-- Start --
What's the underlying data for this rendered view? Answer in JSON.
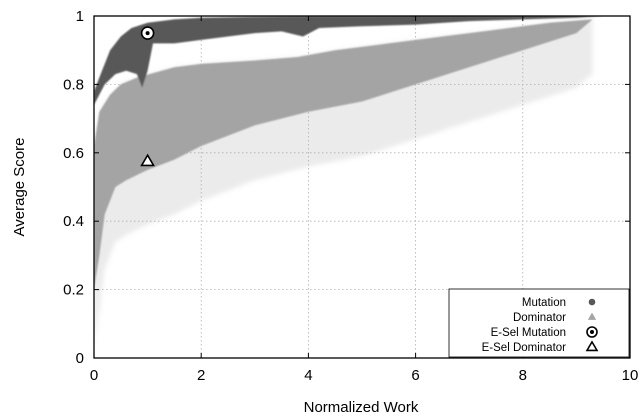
{
  "chart_data": {
    "type": "scatter",
    "title": "",
    "xlabel": "Normalized Work",
    "ylabel": "Average Score",
    "xlim": [
      0,
      10
    ],
    "ylim": [
      0,
      1
    ],
    "x_ticks": [
      "0",
      "2",
      "4",
      "6",
      "8",
      "10"
    ],
    "y_ticks": [
      "0",
      "0.2",
      "0.4",
      "0.6",
      "0.8",
      "1"
    ],
    "grid": true,
    "legend_position": "bottom-right",
    "colors": {
      "Mutation": "#585858",
      "Dominator": "#a4a4a4",
      "E-Sel Mutation": "#000000",
      "E-Sel Dominator": "#000000"
    },
    "series": [
      {
        "name": "Mutation",
        "marker": "circle-filled",
        "upper_curve": [
          [
            0,
            0.78
          ],
          [
            0.15,
            0.84
          ],
          [
            0.3,
            0.9
          ],
          [
            0.5,
            0.94
          ],
          [
            0.7,
            0.965
          ],
          [
            1,
            0.98
          ],
          [
            1.5,
            0.99
          ],
          [
            2,
            0.995
          ],
          [
            3,
            0.998
          ],
          [
            4,
            0.999
          ],
          [
            6,
            1.0
          ],
          [
            8,
            1.0
          ],
          [
            9.5,
            1.0
          ]
        ],
        "lower_curve": [
          [
            0,
            0.74
          ],
          [
            0.2,
            0.8
          ],
          [
            0.4,
            0.83
          ],
          [
            0.6,
            0.84
          ],
          [
            0.8,
            0.83
          ],
          [
            0.9,
            0.79
          ],
          [
            1.0,
            0.84
          ],
          [
            1.1,
            0.92
          ],
          [
            1.5,
            0.92
          ],
          [
            2,
            0.93
          ],
          [
            2.5,
            0.94
          ],
          [
            3,
            0.95
          ],
          [
            3.5,
            0.955
          ],
          [
            3.9,
            0.94
          ],
          [
            4.2,
            0.965
          ],
          [
            5,
            0.97
          ],
          [
            6,
            0.975
          ],
          [
            7,
            0.985
          ],
          [
            8,
            0.99
          ],
          [
            9,
            0.995
          ],
          [
            9.5,
            1.0
          ]
        ]
      },
      {
        "name": "Dominator",
        "marker": "triangle-filled",
        "upper_curve": [
          [
            0,
            0.62
          ],
          [
            0.1,
            0.72
          ],
          [
            0.3,
            0.77
          ],
          [
            0.5,
            0.8
          ],
          [
            0.8,
            0.82
          ],
          [
            1.5,
            0.85
          ],
          [
            2,
            0.86
          ],
          [
            3,
            0.87
          ],
          [
            3.8,
            0.88
          ],
          [
            4.5,
            0.9
          ],
          [
            5.5,
            0.92
          ],
          [
            6.5,
            0.94
          ],
          [
            7.5,
            0.96
          ],
          [
            8.5,
            0.98
          ],
          [
            9.3,
            0.99
          ]
        ],
        "lower_curve": [
          [
            0,
            0.2
          ],
          [
            0.1,
            0.3
          ],
          [
            0.2,
            0.42
          ],
          [
            0.4,
            0.5
          ],
          [
            0.6,
            0.52
          ],
          [
            1.0,
            0.55
          ],
          [
            1.5,
            0.58
          ],
          [
            2,
            0.62
          ],
          [
            3,
            0.68
          ],
          [
            4,
            0.72
          ],
          [
            5,
            0.75
          ],
          [
            6,
            0.8
          ],
          [
            7,
            0.85
          ],
          [
            8,
            0.9
          ],
          [
            9,
            0.95
          ],
          [
            9.3,
            0.99
          ]
        ]
      },
      {
        "name": "E-Sel Mutation",
        "marker": "circle-open",
        "points": [
          [
            1.0,
            0.95
          ]
        ]
      },
      {
        "name": "E-Sel Dominator",
        "marker": "triangle-open",
        "points": [
          [
            1.0,
            0.575
          ]
        ]
      }
    ]
  }
}
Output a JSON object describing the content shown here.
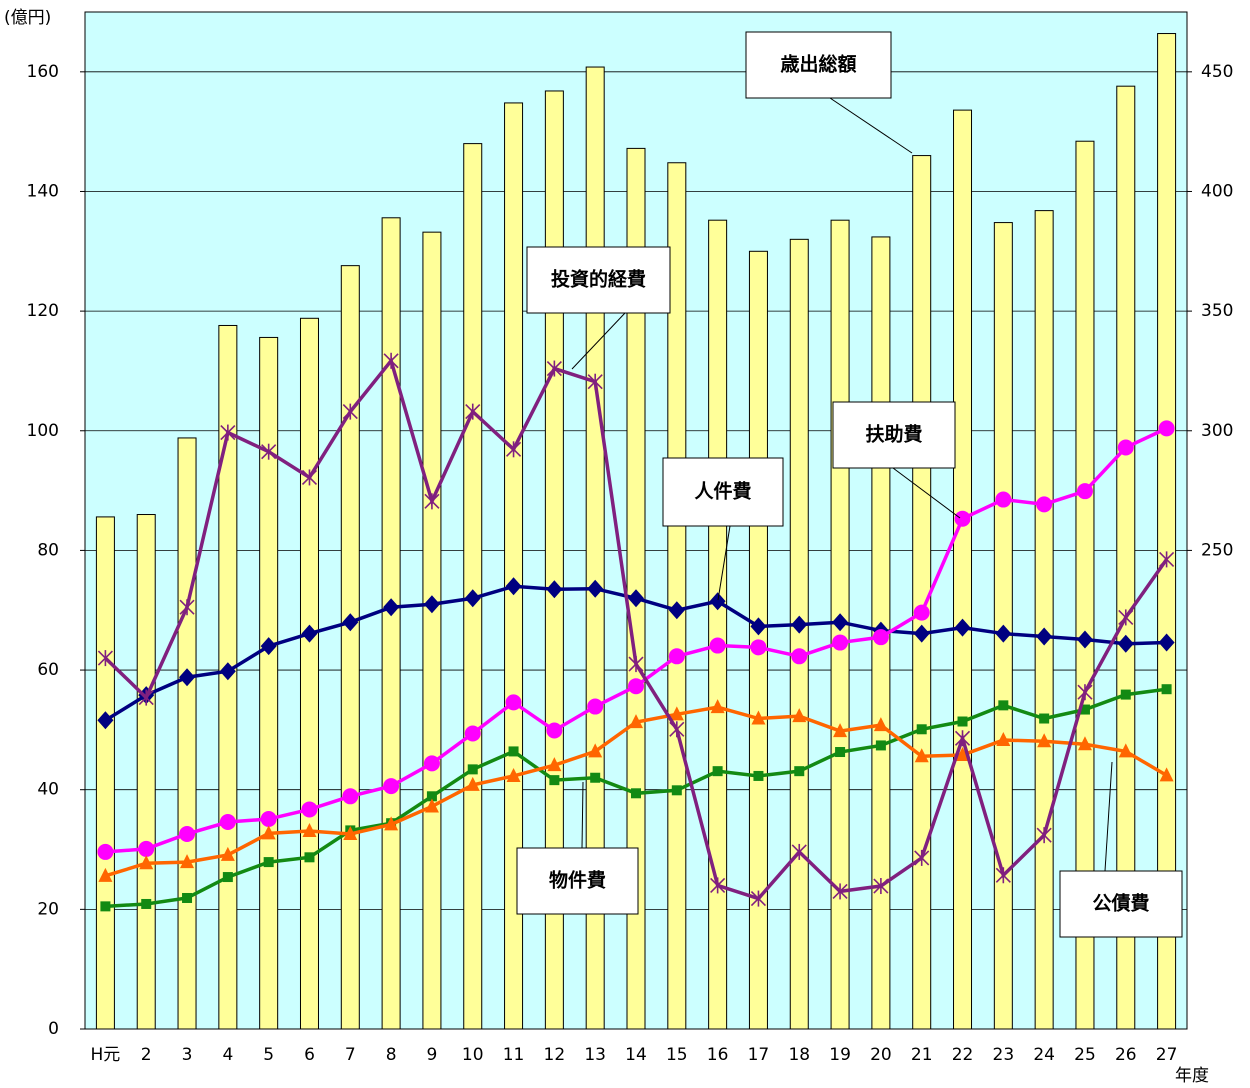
-- End --
• What the task asks:
Check each line above for the string "JSON", then copy the ones that have it.

• Solution:
What's the underlying data for this rendered view? Answer in JSON.
Output a JSON object describing the content shown here.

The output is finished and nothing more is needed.